- **EXERCISE REQUIREMENTS**
Search the material below for the word "bottom". Copy every line that has it.
-- BEGIN --
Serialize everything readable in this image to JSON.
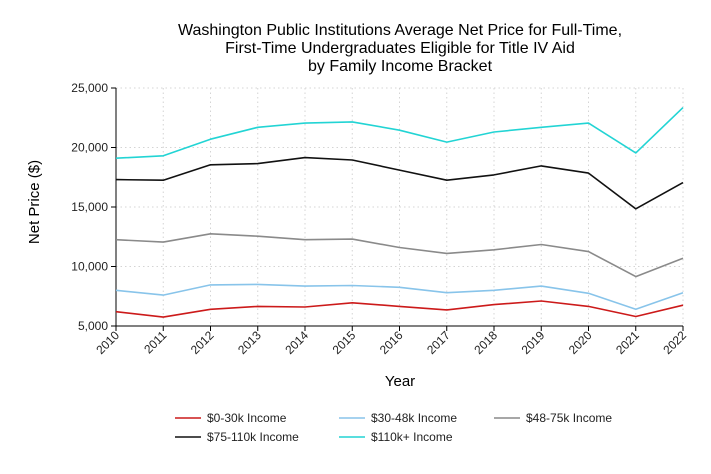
{
  "chart_data": {
    "type": "line",
    "title_lines": [
      "Washington Public Institutions Average Net Price for Full-Time,",
      "First-Time Undergraduates Eligible for Title IV Aid",
      "by Family Income Bracket"
    ],
    "xlabel": "Year",
    "ylabel": "Net Price ($)",
    "x": [
      "2010",
      "2011",
      "2012",
      "2013",
      "2014",
      "2015",
      "2016",
      "2017",
      "2018",
      "2019",
      "2020",
      "2021",
      "2022"
    ],
    "ylim": [
      5000,
      25000
    ],
    "yticks": [
      5000,
      10000,
      15000,
      20000,
      25000
    ],
    "ytick_labels": [
      "5,000",
      "10,000",
      "15,000",
      "20,000",
      "25,000"
    ],
    "grid": true,
    "legend_position": "bottom",
    "series": [
      {
        "name": "$0-30k Income",
        "color": "#cc1a1a",
        "values": [
          6200,
          5750,
          6400,
          6650,
          6600,
          6950,
          6650,
          6350,
          6800,
          7100,
          6650,
          5800,
          6750
        ]
      },
      {
        "name": "$30-48k Income",
        "color": "#88c4ea",
        "values": [
          8000,
          7600,
          8450,
          8500,
          8350,
          8400,
          8250,
          7800,
          8000,
          8350,
          7750,
          6400,
          7800
        ]
      },
      {
        "name": "$48-75k Income",
        "color": "#8a8a8a",
        "values": [
          12250,
          12050,
          12750,
          12550,
          12250,
          12300,
          11600,
          11100,
          11400,
          11850,
          11250,
          9150,
          10700
        ]
      },
      {
        "name": "$75-110k Income",
        "color": "#111111",
        "values": [
          17300,
          17250,
          18550,
          18650,
          19150,
          18950,
          18100,
          17250,
          17700,
          18450,
          17850,
          14850,
          17050
        ]
      },
      {
        "name": "$110k+ Income",
        "color": "#22d4d4",
        "values": [
          19100,
          19300,
          20700,
          21700,
          22050,
          22150,
          21450,
          20450,
          21300,
          21700,
          22050,
          19550,
          23350
        ]
      }
    ]
  }
}
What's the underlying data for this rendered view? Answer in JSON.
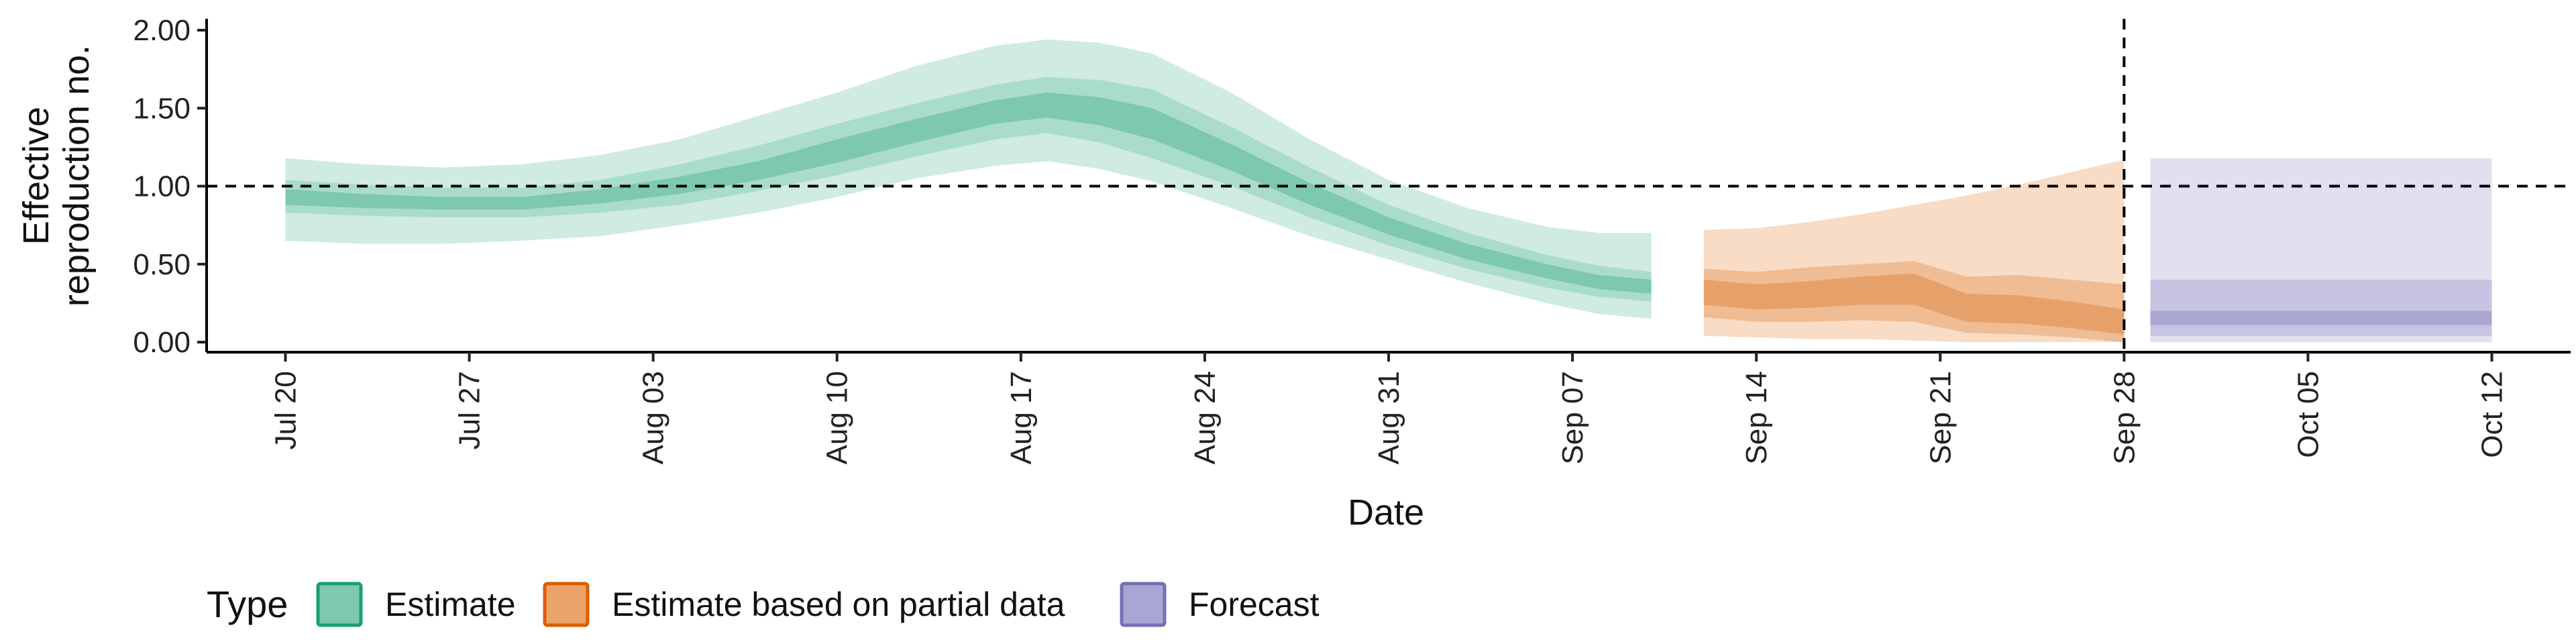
{
  "chart_data": {
    "type": "area",
    "xlabel": "Date",
    "ylabel": [
      "Effective",
      "reproduction no."
    ],
    "ylim": [
      0,
      2
    ],
    "xlim": [
      "2020-07-17",
      "2020-10-15"
    ],
    "y_ticks": [
      0,
      0.5,
      1,
      1.5,
      2
    ],
    "y_tick_labels": [
      "0.00",
      "0.50",
      "1.00",
      "1.50",
      "2.00"
    ],
    "x_ticks": [
      "2020-07-20",
      "2020-07-27",
      "2020-08-03",
      "2020-08-10",
      "2020-08-17",
      "2020-08-24",
      "2020-08-31",
      "2020-09-07",
      "2020-09-14",
      "2020-09-21",
      "2020-09-28",
      "2020-10-05",
      "2020-10-12"
    ],
    "x_tick_labels": [
      "Jul 20",
      "Jul 27",
      "Aug 03",
      "Aug 10",
      "Aug 17",
      "Aug 24",
      "Aug 31",
      "Sep 07",
      "Sep 14",
      "Sep 21",
      "Sep 28",
      "Oct 05",
      "Oct 12"
    ],
    "reference_hline": 1.0,
    "reference_vline": "2020-09-28",
    "legend": {
      "title": "Type",
      "position": "bottom-left",
      "entries": [
        {
          "label": "Estimate",
          "fill": "#7dc8ae",
          "stroke": "#1b9e77"
        },
        {
          "label": "Estimate based on partial data",
          "fill": "#eba36a",
          "stroke": "#d95f02"
        },
        {
          "label": "Forecast",
          "fill": "#a9a6d3",
          "stroke": "#7570b3"
        }
      ]
    },
    "series": [
      {
        "name": "Estimate",
        "color": "#1b9e77",
        "x": [
          "2020-07-20",
          "2020-07-23",
          "2020-07-26",
          "2020-07-29",
          "2020-08-01",
          "2020-08-04",
          "2020-08-07",
          "2020-08-10",
          "2020-08-13",
          "2020-08-16",
          "2020-08-18",
          "2020-08-20",
          "2020-08-22",
          "2020-08-25",
          "2020-08-28",
          "2020-08-31",
          "2020-09-03",
          "2020-09-06",
          "2020-09-08",
          "2020-09-10"
        ],
        "median": [
          0.93,
          0.9,
          0.88,
          0.88,
          0.93,
          1.0,
          1.1,
          1.22,
          1.35,
          1.47,
          1.52,
          1.48,
          1.4,
          1.18,
          0.95,
          0.74,
          0.58,
          0.45,
          0.38,
          0.35
        ],
        "ci50_low": [
          0.88,
          0.86,
          0.85,
          0.85,
          0.89,
          0.95,
          1.04,
          1.15,
          1.28,
          1.4,
          1.44,
          1.39,
          1.3,
          1.1,
          0.88,
          0.69,
          0.53,
          0.41,
          0.34,
          0.31
        ],
        "ci50_high": [
          0.98,
          0.95,
          0.93,
          0.93,
          0.98,
          1.06,
          1.16,
          1.3,
          1.43,
          1.55,
          1.6,
          1.57,
          1.5,
          1.27,
          1.02,
          0.8,
          0.63,
          0.5,
          0.43,
          0.4
        ],
        "ci90_low": [
          0.83,
          0.81,
          0.8,
          0.8,
          0.83,
          0.88,
          0.97,
          1.07,
          1.19,
          1.3,
          1.34,
          1.28,
          1.18,
          1.0,
          0.8,
          0.62,
          0.47,
          0.35,
          0.29,
          0.26
        ],
        "ci90_high": [
          1.04,
          1.01,
          0.99,
          0.99,
          1.04,
          1.14,
          1.26,
          1.4,
          1.53,
          1.65,
          1.7,
          1.68,
          1.62,
          1.38,
          1.12,
          0.88,
          0.7,
          0.56,
          0.49,
          0.45
        ],
        "ci_low": [
          0.65,
          0.63,
          0.63,
          0.65,
          0.68,
          0.75,
          0.83,
          0.93,
          1.05,
          1.13,
          1.16,
          1.11,
          1.03,
          0.86,
          0.68,
          0.53,
          0.38,
          0.25,
          0.18,
          0.15
        ],
        "ci_high": [
          1.18,
          1.14,
          1.12,
          1.14,
          1.2,
          1.3,
          1.45,
          1.6,
          1.77,
          1.9,
          1.94,
          1.92,
          1.85,
          1.6,
          1.3,
          1.04,
          0.86,
          0.74,
          0.7,
          0.7
        ]
      },
      {
        "name": "Estimate based on partial data",
        "color": "#d95f02",
        "x": [
          "2020-09-12",
          "2020-09-14",
          "2020-09-16",
          "2020-09-18",
          "2020-09-20",
          "2020-09-22",
          "2020-09-24",
          "2020-09-26",
          "2020-09-28"
        ],
        "median": [
          0.32,
          0.29,
          0.3,
          0.33,
          0.34,
          0.22,
          0.21,
          0.17,
          0.13
        ],
        "ci50_low": [
          0.24,
          0.21,
          0.22,
          0.24,
          0.24,
          0.13,
          0.12,
          0.09,
          0.05
        ],
        "ci50_high": [
          0.4,
          0.37,
          0.39,
          0.42,
          0.44,
          0.31,
          0.3,
          0.26,
          0.21
        ],
        "ci90_low": [
          0.16,
          0.13,
          0.13,
          0.14,
          0.13,
          0.06,
          0.05,
          0.03,
          0.0
        ],
        "ci90_high": [
          0.47,
          0.45,
          0.48,
          0.5,
          0.52,
          0.42,
          0.43,
          0.4,
          0.37
        ],
        "ci_low": [
          0.04,
          0.03,
          0.02,
          0.02,
          0.01,
          0.0,
          0.0,
          0.0,
          0.0
        ],
        "ci_high": [
          0.72,
          0.73,
          0.77,
          0.82,
          0.88,
          0.94,
          1.01,
          1.09,
          1.17
        ]
      },
      {
        "name": "Forecast",
        "color": "#7570b3",
        "x": [
          "2020-09-29",
          "2020-10-12"
        ],
        "median": [
          0.17,
          0.17
        ],
        "ci50_low": [
          0.11,
          0.11
        ],
        "ci50_high": [
          0.2,
          0.2
        ],
        "ci90_low": [
          0.04,
          0.04
        ],
        "ci90_high": [
          0.4,
          0.4
        ],
        "ci_low": [
          0.0,
          0.0
        ],
        "ci_high": [
          1.18,
          1.18
        ]
      }
    ]
  }
}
-- END --
- **TASK OUTPUT**
    "legend_position": "bottom",
      "position": "bottom-left",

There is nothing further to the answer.